[Begin TASK MATERIAL]

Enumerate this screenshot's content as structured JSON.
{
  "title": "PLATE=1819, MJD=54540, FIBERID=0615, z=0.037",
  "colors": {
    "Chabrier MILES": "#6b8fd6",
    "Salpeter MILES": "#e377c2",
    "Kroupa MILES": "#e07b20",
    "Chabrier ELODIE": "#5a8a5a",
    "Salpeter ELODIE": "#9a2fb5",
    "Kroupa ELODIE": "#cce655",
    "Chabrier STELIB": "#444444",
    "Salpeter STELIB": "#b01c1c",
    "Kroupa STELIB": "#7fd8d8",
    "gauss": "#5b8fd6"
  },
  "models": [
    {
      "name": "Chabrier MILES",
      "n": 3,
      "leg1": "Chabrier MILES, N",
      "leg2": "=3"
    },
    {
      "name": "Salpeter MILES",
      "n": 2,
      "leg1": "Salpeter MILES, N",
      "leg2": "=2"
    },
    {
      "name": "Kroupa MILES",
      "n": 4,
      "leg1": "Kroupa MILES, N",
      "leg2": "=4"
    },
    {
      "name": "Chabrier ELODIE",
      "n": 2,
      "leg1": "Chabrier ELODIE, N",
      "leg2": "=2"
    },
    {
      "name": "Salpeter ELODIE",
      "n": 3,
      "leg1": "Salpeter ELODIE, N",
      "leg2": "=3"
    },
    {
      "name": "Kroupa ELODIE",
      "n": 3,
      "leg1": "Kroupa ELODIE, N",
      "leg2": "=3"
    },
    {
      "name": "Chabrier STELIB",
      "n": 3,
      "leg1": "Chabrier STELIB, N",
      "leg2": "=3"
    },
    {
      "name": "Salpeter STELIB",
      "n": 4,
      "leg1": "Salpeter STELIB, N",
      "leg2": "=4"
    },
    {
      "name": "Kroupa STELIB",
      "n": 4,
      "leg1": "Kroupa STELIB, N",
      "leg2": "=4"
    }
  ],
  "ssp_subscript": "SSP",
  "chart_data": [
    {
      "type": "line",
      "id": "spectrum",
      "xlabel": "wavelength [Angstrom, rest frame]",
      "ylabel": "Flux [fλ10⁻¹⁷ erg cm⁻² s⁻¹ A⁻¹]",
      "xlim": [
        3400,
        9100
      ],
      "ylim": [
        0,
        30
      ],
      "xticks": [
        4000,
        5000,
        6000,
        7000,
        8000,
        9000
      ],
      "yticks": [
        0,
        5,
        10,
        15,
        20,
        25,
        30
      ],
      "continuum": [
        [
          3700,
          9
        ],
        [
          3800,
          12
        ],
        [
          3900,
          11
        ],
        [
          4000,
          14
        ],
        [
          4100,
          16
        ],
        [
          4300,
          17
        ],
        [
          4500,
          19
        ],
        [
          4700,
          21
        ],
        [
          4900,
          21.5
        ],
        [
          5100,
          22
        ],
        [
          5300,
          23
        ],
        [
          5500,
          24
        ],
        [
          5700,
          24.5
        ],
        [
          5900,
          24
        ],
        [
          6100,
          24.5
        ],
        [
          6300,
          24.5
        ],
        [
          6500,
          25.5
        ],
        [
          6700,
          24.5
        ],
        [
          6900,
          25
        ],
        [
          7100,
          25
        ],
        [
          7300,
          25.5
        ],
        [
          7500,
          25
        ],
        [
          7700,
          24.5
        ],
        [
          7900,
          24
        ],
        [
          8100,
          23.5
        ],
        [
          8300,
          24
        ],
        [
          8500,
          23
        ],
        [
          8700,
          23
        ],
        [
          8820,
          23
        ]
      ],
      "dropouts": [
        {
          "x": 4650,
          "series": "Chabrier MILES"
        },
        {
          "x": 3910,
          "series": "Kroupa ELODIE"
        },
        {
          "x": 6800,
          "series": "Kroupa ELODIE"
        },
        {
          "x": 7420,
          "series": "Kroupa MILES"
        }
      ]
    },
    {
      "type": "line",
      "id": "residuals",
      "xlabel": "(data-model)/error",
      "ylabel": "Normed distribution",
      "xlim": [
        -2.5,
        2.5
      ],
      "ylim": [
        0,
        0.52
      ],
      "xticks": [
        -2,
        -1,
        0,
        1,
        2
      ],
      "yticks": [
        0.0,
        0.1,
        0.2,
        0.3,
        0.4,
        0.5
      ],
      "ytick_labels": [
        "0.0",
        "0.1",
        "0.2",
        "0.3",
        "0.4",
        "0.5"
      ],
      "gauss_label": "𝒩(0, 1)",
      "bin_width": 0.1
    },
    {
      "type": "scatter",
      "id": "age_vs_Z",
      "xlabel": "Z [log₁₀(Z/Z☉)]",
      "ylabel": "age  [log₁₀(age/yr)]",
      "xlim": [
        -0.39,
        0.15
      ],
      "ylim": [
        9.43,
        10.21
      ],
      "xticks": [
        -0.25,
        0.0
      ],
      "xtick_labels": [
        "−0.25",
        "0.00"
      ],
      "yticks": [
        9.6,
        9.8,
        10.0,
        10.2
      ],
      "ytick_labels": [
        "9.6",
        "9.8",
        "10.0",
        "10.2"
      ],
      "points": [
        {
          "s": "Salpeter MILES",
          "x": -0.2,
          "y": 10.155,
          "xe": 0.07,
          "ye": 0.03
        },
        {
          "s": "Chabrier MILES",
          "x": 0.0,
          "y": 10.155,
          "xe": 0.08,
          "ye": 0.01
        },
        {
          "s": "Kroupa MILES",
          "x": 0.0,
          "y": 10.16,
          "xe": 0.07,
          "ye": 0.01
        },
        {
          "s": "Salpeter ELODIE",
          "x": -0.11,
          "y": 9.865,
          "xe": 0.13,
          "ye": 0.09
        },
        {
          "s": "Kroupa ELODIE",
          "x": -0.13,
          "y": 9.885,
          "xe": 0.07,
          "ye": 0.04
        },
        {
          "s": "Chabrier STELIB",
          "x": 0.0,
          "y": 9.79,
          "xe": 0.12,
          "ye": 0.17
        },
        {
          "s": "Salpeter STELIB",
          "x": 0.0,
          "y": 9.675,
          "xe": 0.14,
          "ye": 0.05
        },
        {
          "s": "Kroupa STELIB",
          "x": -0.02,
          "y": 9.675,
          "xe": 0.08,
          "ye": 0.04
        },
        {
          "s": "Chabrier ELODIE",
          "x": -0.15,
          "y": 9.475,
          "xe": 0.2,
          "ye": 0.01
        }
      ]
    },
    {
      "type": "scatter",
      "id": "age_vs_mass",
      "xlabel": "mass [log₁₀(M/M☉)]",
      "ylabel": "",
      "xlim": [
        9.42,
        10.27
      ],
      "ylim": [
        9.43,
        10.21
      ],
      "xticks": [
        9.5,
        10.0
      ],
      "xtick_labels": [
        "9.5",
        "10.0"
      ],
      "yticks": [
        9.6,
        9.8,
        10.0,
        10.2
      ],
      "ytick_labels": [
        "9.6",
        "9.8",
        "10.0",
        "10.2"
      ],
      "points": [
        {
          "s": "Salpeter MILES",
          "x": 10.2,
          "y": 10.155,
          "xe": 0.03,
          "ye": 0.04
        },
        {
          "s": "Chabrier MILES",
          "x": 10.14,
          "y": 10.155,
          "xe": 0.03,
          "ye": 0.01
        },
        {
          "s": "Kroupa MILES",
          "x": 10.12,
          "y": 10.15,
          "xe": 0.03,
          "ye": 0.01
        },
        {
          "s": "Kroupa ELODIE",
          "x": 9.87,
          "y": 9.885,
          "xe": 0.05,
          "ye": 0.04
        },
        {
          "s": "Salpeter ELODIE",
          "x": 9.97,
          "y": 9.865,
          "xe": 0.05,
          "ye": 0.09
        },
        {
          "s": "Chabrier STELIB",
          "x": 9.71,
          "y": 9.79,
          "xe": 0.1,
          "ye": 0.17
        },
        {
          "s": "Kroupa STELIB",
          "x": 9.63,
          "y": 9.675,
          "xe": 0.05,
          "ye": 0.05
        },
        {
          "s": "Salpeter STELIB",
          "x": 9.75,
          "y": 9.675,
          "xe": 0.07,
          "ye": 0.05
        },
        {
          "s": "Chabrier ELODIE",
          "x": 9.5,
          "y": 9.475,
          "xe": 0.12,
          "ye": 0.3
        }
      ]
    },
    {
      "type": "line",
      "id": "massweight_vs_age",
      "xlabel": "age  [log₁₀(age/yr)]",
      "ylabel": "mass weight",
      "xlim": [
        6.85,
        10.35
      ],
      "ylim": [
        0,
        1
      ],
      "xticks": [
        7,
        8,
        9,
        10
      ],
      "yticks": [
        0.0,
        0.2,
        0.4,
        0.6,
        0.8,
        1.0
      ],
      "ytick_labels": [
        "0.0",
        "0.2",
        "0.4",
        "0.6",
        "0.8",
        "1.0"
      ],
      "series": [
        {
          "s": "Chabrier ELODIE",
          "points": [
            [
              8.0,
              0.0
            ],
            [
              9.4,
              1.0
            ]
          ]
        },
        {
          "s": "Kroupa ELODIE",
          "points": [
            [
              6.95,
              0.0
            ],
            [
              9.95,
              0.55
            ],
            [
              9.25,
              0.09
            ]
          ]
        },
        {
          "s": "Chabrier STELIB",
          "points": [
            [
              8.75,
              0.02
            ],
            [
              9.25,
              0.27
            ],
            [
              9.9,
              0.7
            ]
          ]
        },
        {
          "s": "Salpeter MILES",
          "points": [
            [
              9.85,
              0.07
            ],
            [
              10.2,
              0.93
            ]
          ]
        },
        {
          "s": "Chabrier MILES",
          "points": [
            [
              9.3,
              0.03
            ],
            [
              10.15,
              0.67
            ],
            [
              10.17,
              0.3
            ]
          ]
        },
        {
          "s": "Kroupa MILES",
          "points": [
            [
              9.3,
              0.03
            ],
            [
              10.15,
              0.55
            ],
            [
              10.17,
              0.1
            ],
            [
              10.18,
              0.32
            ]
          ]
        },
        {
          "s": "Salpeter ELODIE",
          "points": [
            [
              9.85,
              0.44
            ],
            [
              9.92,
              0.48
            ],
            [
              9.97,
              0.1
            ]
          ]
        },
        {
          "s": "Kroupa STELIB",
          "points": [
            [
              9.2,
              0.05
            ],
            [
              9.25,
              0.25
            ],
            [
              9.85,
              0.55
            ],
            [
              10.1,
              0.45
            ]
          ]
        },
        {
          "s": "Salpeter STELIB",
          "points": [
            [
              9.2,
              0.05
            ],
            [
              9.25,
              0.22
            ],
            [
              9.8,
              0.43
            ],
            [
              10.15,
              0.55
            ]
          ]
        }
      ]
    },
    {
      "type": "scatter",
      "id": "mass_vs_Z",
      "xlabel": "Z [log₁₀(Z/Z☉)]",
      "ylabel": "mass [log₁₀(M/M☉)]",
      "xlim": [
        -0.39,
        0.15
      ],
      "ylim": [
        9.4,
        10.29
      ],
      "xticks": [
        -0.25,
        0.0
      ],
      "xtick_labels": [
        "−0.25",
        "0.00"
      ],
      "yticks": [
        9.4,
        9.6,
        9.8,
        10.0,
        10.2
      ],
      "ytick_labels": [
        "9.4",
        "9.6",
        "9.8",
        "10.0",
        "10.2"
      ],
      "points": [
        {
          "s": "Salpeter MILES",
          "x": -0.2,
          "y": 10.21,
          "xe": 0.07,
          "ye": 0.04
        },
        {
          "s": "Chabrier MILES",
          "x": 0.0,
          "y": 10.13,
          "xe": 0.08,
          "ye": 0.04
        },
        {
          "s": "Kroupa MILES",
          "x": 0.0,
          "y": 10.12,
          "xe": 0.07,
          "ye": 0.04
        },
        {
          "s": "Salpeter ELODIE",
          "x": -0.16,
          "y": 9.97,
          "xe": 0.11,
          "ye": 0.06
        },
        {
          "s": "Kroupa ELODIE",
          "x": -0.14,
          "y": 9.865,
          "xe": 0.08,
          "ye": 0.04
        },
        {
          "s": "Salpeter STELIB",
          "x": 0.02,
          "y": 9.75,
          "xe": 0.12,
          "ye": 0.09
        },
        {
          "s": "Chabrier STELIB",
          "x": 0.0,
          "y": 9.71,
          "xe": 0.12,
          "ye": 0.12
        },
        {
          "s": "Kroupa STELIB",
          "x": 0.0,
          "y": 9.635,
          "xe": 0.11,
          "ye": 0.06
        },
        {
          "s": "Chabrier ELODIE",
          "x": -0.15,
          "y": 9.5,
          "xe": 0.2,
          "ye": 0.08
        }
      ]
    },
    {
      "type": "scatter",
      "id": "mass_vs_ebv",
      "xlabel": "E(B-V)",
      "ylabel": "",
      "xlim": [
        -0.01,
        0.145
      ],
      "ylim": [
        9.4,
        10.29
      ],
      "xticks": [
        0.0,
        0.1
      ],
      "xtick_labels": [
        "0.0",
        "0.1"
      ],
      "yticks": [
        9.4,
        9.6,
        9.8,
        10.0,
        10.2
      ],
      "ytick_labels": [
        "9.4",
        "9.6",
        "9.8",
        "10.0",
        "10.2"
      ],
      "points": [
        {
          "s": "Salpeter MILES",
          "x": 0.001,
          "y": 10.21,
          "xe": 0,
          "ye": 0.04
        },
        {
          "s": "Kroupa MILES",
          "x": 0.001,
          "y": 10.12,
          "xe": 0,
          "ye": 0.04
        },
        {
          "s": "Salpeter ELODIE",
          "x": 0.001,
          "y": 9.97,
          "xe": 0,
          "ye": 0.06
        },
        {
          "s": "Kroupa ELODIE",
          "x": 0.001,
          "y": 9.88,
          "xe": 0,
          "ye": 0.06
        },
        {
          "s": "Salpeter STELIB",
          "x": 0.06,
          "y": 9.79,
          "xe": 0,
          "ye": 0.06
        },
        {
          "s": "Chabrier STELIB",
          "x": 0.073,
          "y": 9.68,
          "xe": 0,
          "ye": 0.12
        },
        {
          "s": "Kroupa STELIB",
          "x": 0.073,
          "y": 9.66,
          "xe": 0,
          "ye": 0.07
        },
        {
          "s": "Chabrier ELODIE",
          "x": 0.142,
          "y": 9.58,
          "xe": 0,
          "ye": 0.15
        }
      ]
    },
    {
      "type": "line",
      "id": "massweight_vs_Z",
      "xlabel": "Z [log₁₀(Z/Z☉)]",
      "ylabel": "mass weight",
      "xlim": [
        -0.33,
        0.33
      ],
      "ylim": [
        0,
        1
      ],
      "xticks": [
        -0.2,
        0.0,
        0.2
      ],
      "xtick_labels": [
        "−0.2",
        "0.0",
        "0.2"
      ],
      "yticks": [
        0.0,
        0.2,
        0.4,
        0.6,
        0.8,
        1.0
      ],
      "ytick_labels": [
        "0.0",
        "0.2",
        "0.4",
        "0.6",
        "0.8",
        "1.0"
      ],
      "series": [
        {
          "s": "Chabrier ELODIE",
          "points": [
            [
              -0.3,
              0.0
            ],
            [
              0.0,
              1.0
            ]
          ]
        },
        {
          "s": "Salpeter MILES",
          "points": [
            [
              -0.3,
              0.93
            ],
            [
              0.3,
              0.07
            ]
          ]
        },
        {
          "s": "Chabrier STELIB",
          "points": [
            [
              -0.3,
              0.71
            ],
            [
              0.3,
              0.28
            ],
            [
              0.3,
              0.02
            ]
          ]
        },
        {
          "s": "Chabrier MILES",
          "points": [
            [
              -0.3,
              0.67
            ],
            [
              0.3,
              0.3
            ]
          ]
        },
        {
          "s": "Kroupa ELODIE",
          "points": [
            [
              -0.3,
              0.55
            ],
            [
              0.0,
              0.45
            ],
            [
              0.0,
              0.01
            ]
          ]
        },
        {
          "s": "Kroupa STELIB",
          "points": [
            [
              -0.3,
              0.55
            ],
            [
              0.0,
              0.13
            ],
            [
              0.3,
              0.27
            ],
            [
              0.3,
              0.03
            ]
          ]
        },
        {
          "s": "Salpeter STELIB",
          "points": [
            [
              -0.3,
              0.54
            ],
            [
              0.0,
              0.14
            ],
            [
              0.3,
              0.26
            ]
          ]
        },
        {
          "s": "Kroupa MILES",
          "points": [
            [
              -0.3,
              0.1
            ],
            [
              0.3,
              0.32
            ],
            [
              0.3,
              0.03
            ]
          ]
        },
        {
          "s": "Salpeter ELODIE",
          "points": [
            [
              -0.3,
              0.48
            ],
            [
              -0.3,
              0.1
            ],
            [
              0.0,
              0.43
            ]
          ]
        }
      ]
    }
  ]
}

[End TASK MATERIAL]

PROBLEM STATEMENT —
State how many lines of the entries above include the word "name", offering no text other than the number.

WRITTEN ANSWER —
9